Records shown:
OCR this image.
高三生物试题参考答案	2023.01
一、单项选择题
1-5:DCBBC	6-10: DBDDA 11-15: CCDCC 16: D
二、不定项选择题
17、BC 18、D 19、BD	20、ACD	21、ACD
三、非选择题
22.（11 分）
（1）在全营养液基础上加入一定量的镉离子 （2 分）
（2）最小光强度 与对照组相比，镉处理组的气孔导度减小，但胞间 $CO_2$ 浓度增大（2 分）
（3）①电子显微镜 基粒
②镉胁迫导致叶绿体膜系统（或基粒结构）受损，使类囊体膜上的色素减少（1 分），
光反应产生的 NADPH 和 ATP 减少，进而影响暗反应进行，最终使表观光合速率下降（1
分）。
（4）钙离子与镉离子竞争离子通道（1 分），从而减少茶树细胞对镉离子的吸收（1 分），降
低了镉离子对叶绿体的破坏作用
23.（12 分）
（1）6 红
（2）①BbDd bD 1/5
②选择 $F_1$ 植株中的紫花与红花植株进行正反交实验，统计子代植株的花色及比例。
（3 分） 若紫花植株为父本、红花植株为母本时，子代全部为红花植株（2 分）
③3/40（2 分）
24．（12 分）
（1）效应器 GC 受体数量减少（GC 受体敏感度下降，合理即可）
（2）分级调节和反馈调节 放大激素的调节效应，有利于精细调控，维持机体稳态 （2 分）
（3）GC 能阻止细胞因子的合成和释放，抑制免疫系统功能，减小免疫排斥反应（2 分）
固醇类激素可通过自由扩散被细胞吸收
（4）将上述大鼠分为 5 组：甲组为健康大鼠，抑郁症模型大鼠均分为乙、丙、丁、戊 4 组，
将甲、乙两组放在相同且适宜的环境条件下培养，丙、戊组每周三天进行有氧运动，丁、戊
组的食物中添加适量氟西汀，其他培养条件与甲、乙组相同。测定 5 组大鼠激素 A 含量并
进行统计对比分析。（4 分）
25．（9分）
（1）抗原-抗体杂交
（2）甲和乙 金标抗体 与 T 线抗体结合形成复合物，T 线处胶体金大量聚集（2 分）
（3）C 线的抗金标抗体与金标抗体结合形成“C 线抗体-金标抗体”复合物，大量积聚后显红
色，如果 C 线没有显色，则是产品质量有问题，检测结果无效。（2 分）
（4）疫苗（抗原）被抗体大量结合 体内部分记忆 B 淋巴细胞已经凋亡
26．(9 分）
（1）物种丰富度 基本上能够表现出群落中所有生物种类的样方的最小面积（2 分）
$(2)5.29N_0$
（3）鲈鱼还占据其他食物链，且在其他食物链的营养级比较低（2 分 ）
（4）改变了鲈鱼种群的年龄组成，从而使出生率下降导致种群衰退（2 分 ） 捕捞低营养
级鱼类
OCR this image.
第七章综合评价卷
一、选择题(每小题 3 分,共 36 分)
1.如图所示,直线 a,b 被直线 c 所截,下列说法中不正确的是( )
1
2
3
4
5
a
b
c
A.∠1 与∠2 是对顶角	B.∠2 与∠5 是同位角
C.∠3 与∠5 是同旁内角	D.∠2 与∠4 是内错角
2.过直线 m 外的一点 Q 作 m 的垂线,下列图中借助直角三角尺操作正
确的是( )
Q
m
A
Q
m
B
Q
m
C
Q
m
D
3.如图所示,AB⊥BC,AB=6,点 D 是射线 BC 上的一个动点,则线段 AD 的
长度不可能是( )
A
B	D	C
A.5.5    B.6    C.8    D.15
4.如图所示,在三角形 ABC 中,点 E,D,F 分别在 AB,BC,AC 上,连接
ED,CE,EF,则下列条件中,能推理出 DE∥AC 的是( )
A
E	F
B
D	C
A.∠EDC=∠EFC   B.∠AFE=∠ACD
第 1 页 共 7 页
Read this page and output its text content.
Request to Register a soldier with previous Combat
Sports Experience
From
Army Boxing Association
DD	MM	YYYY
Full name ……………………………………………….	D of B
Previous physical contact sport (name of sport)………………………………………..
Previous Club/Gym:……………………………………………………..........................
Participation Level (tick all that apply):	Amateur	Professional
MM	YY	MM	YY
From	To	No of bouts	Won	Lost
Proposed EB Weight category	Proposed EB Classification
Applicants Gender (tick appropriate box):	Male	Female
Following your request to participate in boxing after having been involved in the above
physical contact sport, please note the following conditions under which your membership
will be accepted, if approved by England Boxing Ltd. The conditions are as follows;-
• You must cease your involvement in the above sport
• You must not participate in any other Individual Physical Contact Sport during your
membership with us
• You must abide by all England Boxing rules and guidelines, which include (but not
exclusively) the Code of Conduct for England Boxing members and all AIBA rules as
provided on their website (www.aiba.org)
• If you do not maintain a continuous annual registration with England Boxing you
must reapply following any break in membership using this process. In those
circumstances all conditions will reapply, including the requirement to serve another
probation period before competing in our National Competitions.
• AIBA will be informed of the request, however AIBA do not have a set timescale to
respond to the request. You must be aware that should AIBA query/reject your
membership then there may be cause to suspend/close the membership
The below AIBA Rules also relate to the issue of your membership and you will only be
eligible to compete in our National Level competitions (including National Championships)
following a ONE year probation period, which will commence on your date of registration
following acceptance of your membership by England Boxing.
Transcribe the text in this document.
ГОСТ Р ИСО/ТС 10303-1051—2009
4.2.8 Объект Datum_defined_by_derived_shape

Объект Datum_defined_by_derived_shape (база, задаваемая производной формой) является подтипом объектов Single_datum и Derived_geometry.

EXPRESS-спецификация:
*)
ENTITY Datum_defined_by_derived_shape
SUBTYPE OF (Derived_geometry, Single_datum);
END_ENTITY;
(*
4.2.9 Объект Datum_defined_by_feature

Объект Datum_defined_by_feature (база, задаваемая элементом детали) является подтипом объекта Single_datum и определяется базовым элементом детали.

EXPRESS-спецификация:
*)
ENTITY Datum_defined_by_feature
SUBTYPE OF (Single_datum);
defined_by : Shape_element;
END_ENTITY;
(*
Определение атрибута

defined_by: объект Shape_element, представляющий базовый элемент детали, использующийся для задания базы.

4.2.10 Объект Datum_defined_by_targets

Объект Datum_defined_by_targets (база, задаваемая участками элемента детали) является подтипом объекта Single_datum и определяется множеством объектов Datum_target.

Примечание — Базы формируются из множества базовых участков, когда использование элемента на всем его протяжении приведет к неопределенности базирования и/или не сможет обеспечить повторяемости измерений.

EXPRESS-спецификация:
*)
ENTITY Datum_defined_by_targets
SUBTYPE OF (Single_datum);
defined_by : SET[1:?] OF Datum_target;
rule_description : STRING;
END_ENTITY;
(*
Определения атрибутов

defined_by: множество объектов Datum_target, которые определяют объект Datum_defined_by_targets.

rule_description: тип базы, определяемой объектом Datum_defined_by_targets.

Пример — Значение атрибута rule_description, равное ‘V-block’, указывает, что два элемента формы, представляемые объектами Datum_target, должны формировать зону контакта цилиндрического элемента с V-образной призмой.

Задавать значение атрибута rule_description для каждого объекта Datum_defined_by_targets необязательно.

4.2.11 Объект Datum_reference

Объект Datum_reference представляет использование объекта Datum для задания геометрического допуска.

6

Aim of the exercise:
Every entry should be printed again exactly as it stands.

Exercise solution:
OCR this image.
高三生物试题参考答案	2023.01
一、单项选择题
1-5:DCBBC	6-10: DBDDA 11-15: CCDCC 16: D
二、不定项选择题
17、BC 18、D 19、BD	20、ACD	21、ACD
三、非选择题
22.（11 分）
（1）在全营养液基础上加入一定量的镉离子 （2 分）
（2）最小光强度 与对照组相比，镉处理组的气孔导度减小，但胞间 $CO_2$ 浓度增大（2 分）
（3）①电子显微镜 基粒
②镉胁迫导致叶绿体膜系统（或基粒结构）受损，使类囊体膜上的色素减少（1 分），
光反应产生的 NADPH 和 ATP 减少，进而影响暗反应进行，最终使表观光合速率下降（1
分）。
（4）钙离子与镉离子竞争离子通道（1 分），从而减少茶树细胞对镉离子的吸收（1 分），降
低了镉离子对叶绿体的破坏作用
23.（12 分）
（1）6 红
（2）①BbDd bD 1/5
②选择 $F_1$ 植株中的紫花与红花植株进行正反交实验，统计子代植株的花色及比例。
（3 分） 若紫花植株为父本、红花植株为母本时，子代全部为红花植株（2 分）
③3/40（2 分）
24．（12 分）
（1）效应器 GC 受体数量减少（GC 受体敏感度下降，合理即可）
（2）分级调节和反馈调节 放大激素的调节效应，有利于精细调控，维持机体稳态 （2 分）
（3）GC 能阻止细胞因子的合成和释放，抑制免疫系统功能，减小免疫排斥反应（2 分）
固醇类激素可通过自由扩散被细胞吸收
（4）将上述大鼠分为 5 组：甲组为健康大鼠，抑郁症模型大鼠均分为乙、丙、丁、戊 4 组，
将甲、乙两组放在相同且适宜的环境条件下培养，丙、戊组每周三天进行有氧运动，丁、戊
组的食物中添加适量氟西汀，其他培养条件与甲、乙组相同。测定 5 组大鼠激素 A 含量并
进行统计对比分析。（4 分）
25．（9分）
（1）抗原-抗体杂交
（2）甲和乙 金标抗体 与 T 线抗体结合形成复合物，T 线处胶体金大量聚集（2 分）
（3）C 线的抗金标抗体与金标抗体结合形成“C 线抗体-金标抗体”复合物，大量积聚后显红
色，如果 C 线没有显色，则是产品质量有问题，检测结果无效。（2 分）
（4）疫苗（抗原）被抗体大量结合 体内部分记忆 B 淋巴细胞已经凋亡
26．(9 分）
（1）物种丰富度 基本上能够表现出群落中所有生物种类的样方的最小面积（2 分）
$(2)5.29N_0$
（3）鲈鱼还占据其他食物链，且在其他食物链的营养级比较低（2 分 ）
（4）改变了鲈鱼种群的年龄组成，从而使出生率下降导致种群衰退（2 分 ） 捕捞低营养
级鱼类
OCR this image.
第七章综合评价卷
一、选择题(每小题 3 分,共 36 分)
1.如图所示,直线 a,b 被直线 c 所截,下列说法中不正确的是( )
1
2
3
4
5
a
b
c
A.∠1 与∠2 是对顶角	B.∠2 与∠5 是同位角
C.∠3 与∠5 是同旁内角	D.∠2 与∠4 是内错角
2.过直线 m 外的一点 Q 作 m 的垂线,下列图中借助直角三角尺操作正
确的是( )
Q
m
A
Q
m
B
Q
m
C
Q
m
D
3.如图所示,AB⊥BC,AB=6,点 D 是射线 BC 上的一个动点,则线段 AD 的
长度不可能是( )
A
B	D	C
A.5.5    B.6    C.8    D.15
4.如图所示,在三角形 ABC 中,点 E,D,F 分别在 AB,BC,AC 上,连接
ED,CE,EF,则下列条件中,能推理出 DE∥AC 的是( )
A
E	F
B
D	C
A.∠EDC=∠EFC   B.∠AFE=∠ACD
第 1 页 共 7 页
Read this page and output its text content.
Request to Register a soldier with previous Combat
Sports Experience
From
Army Boxing Association
DD	MM	YYYY
Full name ……………………………………………….	D of B
Previous physical contact sport (name of sport)………………………………………..
Previous Club/Gym:……………………………………………………..........................
Participation Level (tick all that apply):	Amateur	Professional
MM	YY	MM	YY
From	To	No of bouts	Won	Lost
Proposed EB Weight category	Proposed EB Classification
Applicants Gender (tick appropriate box):	Male	Female
Following your request to participate in boxing after having been involved in the above
physical contact sport, please note the following conditions under which your membership
will be accepted, if approved by England Boxing Ltd. The conditions are as follows;-
• You must cease your involvement in the above sport
• You must not participate in any other Individual Physical Contact Sport during your
membership with us
• You must abide by all England Boxing rules and guidelines, which include (but not
exclusively) the Code of Conduct for England Boxing members and all AIBA rules as
provided on their website (www.aiba.org)
• If you do not maintain a continuous annual registration with England Boxing you
must reapply following any break in membership using this process. In those
circumstances all conditions will reapply, including the requirement to serve another
probation period before competing in our National Competitions.
• AIBA will be informed of the request, however AIBA do not have a set timescale to
respond to the request. You must be aware that should AIBA query/reject your
membership then there may be cause to suspend/close the membership
The below AIBA Rules also relate to the issue of your membership and you will only be
eligible to compete in our National Level competitions (including National Championships)
following a ONE year probation period, which will commence on your date of registration
following acceptance of your membership by England Boxing.
Transcribe the text in this document.
ГОСТ Р ИСО/ТС 10303-1051—2009
4.2.8 Объект Datum_defined_by_derived_shape

Объект Datum_defined_by_derived_shape (база, задаваемая производной формой) является подтипом объектов Single_datum и Derived_geometry.

EXPRESS-спецификация:
*)
ENTITY Datum_defined_by_derived_shape
SUBTYPE OF (Derived_geometry, Single_datum);
END_ENTITY;
(*
4.2.9 Объект Datum_defined_by_feature

Объект Datum_defined_by_feature (база, задаваемая элементом детали) является подтипом объекта Single_datum и определяется базовым элементом детали.

EXPRESS-спецификация:
*)
ENTITY Datum_defined_by_feature
SUBTYPE OF (Single_datum);
defined_by : Shape_element;
END_ENTITY;
(*
Определение атрибута

defined_by: объект Shape_element, представляющий базовый элемент детали, использующийся для задания базы.

4.2.10 Объект Datum_defined_by_targets

Объект Datum_defined_by_targets (база, задаваемая участками элемента детали) является подтипом объекта Single_datum и определяется множеством объектов Datum_target.

Примечание — Базы формируются из множества базовых участков, когда использование элемента на всем его протяжении приведет к неопределенности базирования и/или не сможет обеспечить повторяемости измерений.

EXPRESS-спецификация:
*)
ENTITY Datum_defined_by_targets
SUBTYPE OF (Single_datum);
defined_by : SET[1:?] OF Datum_target;
rule_description : STRING;
END_ENTITY;
(*
Определения атрибутов

defined_by: множество объектов Datum_target, которые определяют объект Datum_defined_by_targets.

rule_description: тип базы, определяемой объектом Datum_defined_by_targets.

Пример — Значение атрибута rule_description, равное ‘V-block’, указывает, что два элемента формы, представляемые объектами Datum_target, должны формировать зону контакта цилиндрического элемента с V-образной призмой.

Задавать значение атрибута rule_description для каждого объекта Datum_defined_by_targets необязательно.

4.2.11 Объект Datum_reference

Объект Datum_reference представляет использование объекта Datum для задания геометрического допуска.

6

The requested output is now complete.